The data

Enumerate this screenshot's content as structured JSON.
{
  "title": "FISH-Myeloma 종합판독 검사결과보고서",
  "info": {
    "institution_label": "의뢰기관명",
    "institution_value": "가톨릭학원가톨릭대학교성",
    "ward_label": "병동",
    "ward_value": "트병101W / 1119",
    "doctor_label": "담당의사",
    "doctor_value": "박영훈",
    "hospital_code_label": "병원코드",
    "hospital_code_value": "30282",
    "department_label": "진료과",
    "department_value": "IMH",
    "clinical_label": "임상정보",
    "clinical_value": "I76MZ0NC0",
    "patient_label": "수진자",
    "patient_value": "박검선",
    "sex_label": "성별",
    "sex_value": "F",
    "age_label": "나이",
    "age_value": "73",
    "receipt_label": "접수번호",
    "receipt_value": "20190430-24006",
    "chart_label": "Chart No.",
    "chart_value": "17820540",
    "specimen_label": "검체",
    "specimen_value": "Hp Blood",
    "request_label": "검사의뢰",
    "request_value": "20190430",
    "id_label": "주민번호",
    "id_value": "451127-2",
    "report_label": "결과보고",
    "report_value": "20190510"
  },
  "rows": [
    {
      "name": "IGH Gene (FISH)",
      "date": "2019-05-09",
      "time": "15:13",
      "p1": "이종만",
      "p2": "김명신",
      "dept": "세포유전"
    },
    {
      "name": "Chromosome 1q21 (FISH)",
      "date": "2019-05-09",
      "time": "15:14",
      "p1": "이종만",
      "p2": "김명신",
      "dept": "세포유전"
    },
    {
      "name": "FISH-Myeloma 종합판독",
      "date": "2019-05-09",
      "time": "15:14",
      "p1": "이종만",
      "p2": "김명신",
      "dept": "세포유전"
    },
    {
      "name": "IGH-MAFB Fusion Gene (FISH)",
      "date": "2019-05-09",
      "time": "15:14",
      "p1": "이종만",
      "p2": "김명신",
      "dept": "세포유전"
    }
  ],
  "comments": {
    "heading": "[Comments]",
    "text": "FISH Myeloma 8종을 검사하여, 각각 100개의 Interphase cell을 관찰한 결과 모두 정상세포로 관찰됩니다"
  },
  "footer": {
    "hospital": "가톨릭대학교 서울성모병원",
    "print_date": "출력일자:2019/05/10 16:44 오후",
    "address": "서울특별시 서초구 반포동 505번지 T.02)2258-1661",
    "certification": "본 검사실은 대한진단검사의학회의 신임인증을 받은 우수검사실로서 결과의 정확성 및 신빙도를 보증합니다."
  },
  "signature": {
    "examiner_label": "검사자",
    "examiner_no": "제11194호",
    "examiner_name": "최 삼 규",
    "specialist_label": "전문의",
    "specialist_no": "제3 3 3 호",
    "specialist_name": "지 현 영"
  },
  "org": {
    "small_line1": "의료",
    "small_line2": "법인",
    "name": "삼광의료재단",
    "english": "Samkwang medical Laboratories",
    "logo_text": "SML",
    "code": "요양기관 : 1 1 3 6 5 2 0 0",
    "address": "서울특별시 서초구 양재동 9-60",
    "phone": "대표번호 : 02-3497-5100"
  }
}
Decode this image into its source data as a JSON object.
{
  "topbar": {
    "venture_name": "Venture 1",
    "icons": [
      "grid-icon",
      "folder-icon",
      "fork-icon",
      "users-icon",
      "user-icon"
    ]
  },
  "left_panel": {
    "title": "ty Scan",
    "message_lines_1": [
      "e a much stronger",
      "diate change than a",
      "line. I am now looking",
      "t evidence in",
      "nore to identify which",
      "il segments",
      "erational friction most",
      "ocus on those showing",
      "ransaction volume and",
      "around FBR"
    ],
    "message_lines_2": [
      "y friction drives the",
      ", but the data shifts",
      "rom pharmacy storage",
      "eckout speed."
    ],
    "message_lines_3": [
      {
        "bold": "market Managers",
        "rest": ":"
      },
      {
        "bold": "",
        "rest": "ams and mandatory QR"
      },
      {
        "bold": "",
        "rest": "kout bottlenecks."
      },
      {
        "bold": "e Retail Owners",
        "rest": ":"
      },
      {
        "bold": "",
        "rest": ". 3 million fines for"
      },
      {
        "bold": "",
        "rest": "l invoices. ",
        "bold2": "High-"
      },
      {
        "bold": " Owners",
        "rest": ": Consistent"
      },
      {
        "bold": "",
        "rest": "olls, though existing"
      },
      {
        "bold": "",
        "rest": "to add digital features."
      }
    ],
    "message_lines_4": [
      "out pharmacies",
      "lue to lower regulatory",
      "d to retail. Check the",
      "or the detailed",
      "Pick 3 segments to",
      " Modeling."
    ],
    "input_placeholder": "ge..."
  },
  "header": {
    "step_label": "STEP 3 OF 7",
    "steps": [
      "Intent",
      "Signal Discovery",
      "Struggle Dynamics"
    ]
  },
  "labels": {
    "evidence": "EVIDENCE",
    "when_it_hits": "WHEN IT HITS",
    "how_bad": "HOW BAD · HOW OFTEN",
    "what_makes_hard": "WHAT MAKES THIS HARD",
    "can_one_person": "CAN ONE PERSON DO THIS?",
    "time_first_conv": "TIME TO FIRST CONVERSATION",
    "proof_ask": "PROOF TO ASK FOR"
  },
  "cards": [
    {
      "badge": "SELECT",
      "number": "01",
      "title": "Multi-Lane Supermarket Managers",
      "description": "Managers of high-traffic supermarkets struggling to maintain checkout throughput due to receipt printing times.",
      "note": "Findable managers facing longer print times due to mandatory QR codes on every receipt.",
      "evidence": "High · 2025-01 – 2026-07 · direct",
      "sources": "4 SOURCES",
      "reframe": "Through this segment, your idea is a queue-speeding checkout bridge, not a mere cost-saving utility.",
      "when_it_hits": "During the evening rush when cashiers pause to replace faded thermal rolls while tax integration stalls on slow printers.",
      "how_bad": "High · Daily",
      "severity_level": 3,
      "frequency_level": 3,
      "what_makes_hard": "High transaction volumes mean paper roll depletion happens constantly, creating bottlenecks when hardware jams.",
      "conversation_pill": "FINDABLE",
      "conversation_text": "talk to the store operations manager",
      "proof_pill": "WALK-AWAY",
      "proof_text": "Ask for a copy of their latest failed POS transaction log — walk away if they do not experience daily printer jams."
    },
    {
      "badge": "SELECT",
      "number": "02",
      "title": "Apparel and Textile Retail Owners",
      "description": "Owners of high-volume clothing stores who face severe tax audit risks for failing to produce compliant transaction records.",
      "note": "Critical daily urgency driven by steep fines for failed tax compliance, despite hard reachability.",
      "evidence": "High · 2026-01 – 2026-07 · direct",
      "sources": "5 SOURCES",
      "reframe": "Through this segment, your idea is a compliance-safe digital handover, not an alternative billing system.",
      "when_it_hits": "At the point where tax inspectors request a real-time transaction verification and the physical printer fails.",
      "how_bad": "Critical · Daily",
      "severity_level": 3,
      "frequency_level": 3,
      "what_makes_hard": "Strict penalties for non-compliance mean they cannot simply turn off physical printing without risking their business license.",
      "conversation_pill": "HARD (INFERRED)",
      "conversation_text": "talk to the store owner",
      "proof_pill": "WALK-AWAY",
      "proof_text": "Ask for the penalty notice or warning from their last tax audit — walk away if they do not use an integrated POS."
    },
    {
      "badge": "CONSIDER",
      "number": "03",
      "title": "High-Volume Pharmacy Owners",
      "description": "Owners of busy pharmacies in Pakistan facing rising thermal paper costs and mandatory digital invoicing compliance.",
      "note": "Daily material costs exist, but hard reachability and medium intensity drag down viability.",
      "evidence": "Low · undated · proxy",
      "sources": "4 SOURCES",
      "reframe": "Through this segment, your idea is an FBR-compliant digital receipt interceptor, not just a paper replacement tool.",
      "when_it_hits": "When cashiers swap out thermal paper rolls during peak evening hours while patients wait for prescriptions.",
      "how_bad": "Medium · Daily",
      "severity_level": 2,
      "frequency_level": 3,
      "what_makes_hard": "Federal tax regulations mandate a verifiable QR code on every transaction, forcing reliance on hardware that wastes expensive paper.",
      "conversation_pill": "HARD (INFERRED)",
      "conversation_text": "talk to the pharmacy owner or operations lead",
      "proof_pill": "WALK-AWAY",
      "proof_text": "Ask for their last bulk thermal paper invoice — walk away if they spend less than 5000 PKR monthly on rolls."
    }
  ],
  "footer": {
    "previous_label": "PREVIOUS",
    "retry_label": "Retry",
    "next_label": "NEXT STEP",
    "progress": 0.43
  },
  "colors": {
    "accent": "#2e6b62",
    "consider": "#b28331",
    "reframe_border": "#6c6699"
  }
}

What the task requires
Copy each line of the records that has "rest" in it.

Answer
        "rest": ":"
        "rest": "ams and mandatory QR"
        "rest": "kout bottlenecks."
        "rest": ":"
        "rest": ". 3 million fines for"
        "rest": "l invoices. ",
        "rest": ": Consistent"
        "rest": "olls, though existing"
        "rest": "to add digital features."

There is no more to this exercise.